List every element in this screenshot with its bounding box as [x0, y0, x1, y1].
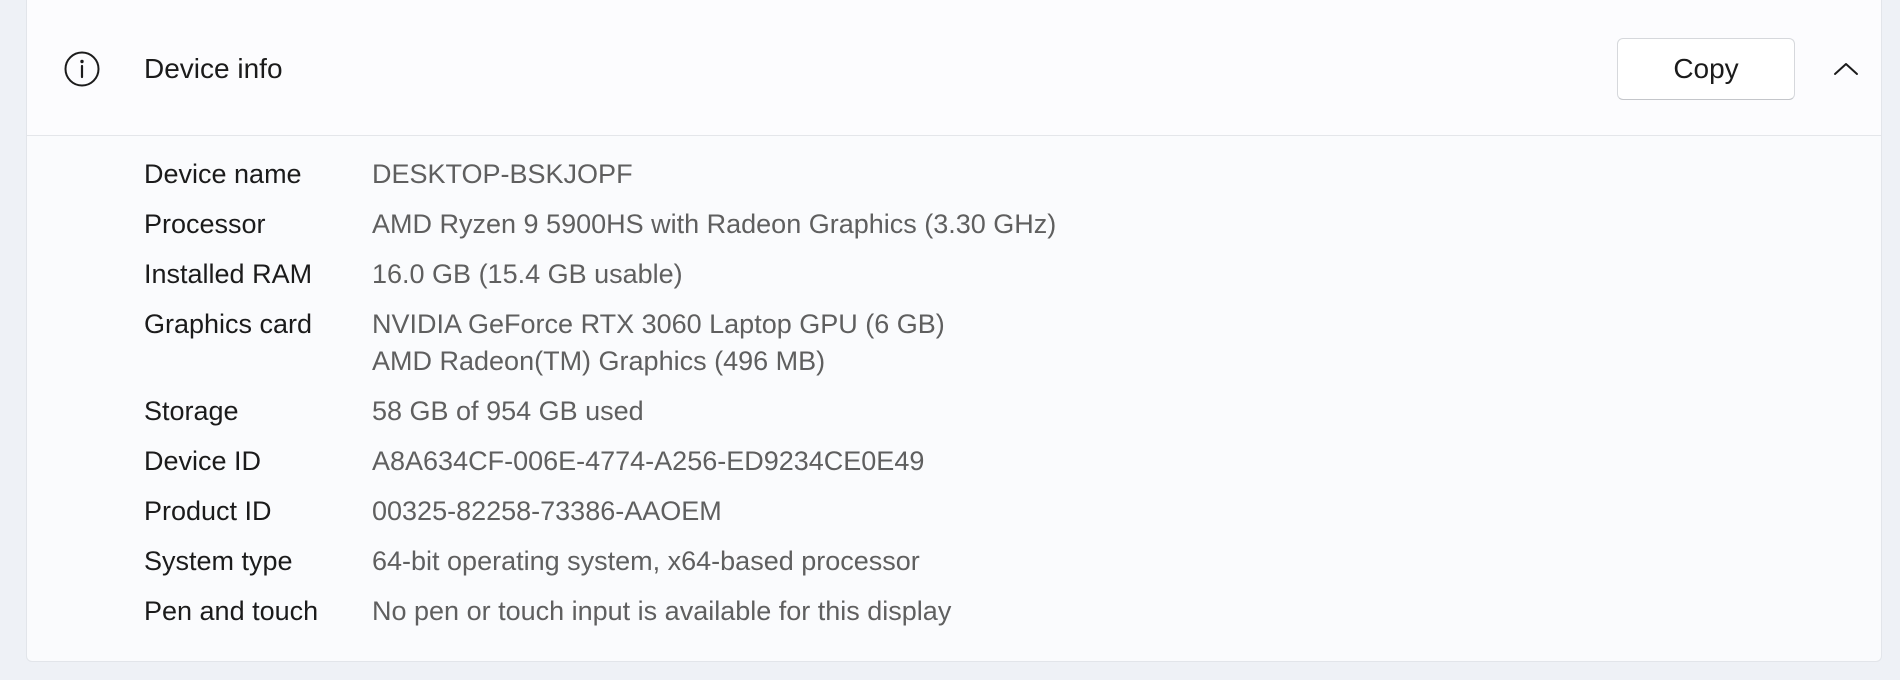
spec-label: Device name — [144, 159, 302, 189]
spec-value: 16.0 GB (15.4 GB usable) — [372, 259, 683, 289]
spec-label: Processor — [144, 209, 266, 239]
spec-value: 64-bit operating system, x64-based proce… — [372, 546, 920, 576]
spec-values: No pen or touch input is available for t… — [372, 593, 951, 630]
spec-label: Installed RAM — [144, 259, 313, 289]
spec-row-processor: Processor AMD Ryzen 9 5900HS with Radeon… — [144, 206, 1644, 243]
spec-values: AMD Ryzen 9 5900HS with Radeon Graphics … — [372, 206, 1056, 243]
spec-row-device-name: Device name DESKTOP-BSKJOPF — [144, 156, 1644, 193]
spec-value: 00325-82258-73386-AAOEM — [372, 496, 722, 526]
copy-button[interactable]: Copy — [1617, 38, 1795, 100]
spec-value: No pen or touch input is available for t… — [372, 596, 952, 626]
spec-values: DESKTOP-BSKJOPF — [372, 156, 633, 193]
spec-value: AMD Radeon(TM) Graphics (496 MB) — [372, 346, 826, 376]
spec-row-storage: Storage 58 GB of 954 GB used — [144, 393, 1644, 430]
spec-value: 58 GB of 954 GB used — [372, 396, 644, 426]
info-icon — [63, 50, 101, 88]
spec-values: 00325-82258-73386-AAOEM — [372, 493, 722, 530]
spec-label: System type — [144, 546, 293, 576]
spec-value: DESKTOP-BSKJOPF — [372, 159, 633, 189]
spec-label: Storage — [144, 396, 239, 426]
spec-values: 16.0 GB (15.4 GB usable) — [372, 256, 683, 293]
spec-row-pen-and-touch: Pen and touch No pen or touch input is a… — [144, 593, 1644, 630]
spec-row-installed-ram: Installed RAM 16.0 GB (15.4 GB usable) — [144, 256, 1644, 293]
spec-row-device-id: Device ID A8A634CF-006E-4774-A256-ED9234… — [144, 443, 1644, 480]
section-title: Device info — [144, 53, 283, 84]
spec-values: 58 GB of 954 GB used — [372, 393, 644, 430]
chevron-up-icon[interactable] — [1825, 48, 1867, 90]
spec-value: AMD Ryzen 9 5900HS with Radeon Graphics … — [372, 209, 1057, 239]
spec-row-system-type: System type 64-bit operating system, x64… — [144, 543, 1644, 580]
device-info-card: Device info Copy Device name DESKTOP-BSK… — [26, 0, 1882, 662]
spec-list: Device name DESKTOP-BSKJOPF Processor AM… — [144, 156, 1644, 643]
spec-label: Pen and touch — [144, 596, 319, 626]
spec-values: 64-bit operating system, x64-based proce… — [372, 543, 920, 580]
spec-label: Graphics card — [144, 309, 313, 339]
spec-label: Product ID — [144, 496, 272, 526]
spec-row-graphics-card: Graphics card NVIDIA GeForce RTX 3060 La… — [144, 306, 1644, 380]
spec-value: NVIDIA GeForce RTX 3060 Laptop GPU (6 GB… — [372, 309, 945, 339]
device-info-header[interactable]: Device info Copy — [27, 0, 1881, 136]
spec-label: Device ID — [144, 446, 262, 476]
spec-value: A8A634CF-006E-4774-A256-ED9234CE0E49 — [372, 446, 925, 476]
spec-row-product-id: Product ID 00325-82258-73386-AAOEM — [144, 493, 1644, 530]
spec-values: NVIDIA GeForce RTX 3060 Laptop GPU (6 GB… — [372, 306, 945, 380]
spec-values: A8A634CF-006E-4774-A256-ED9234CE0E49 — [372, 443, 924, 480]
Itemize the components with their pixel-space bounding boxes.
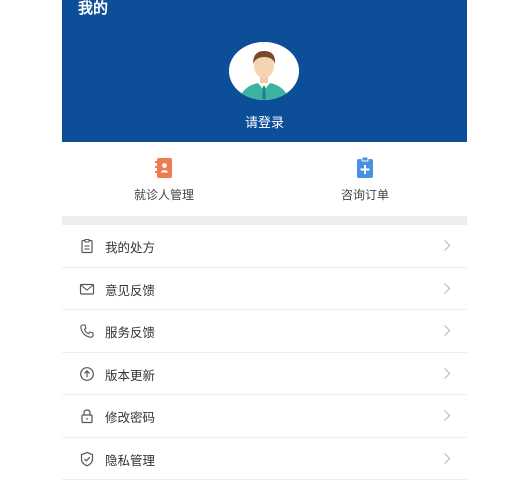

____

Recast the listing above as a Markdown table with two columns, No. and Text: begin at the line that contains "spec-label: Device name", stop after the line that contains "spec-values: No pen", number each line in order, and leave out any blank lines.

| No. | Text |
|---|---|
| 1 | spec-label: Device name — [144, 159, 302, 189] |
| 2 | spec-value: 16.0 GB (15.4 GB usable) — [372, 259, 683, 289] |
| 3 | spec-label: Processor — [144, 209, 266, 239] |
| 4 | spec-value: 64-bit operating system, x64-based proce… — [372, 546, 920, 576] |
| 5 | spec-values: No pen or touch input is available for t… — [372, 593, 951, 630] |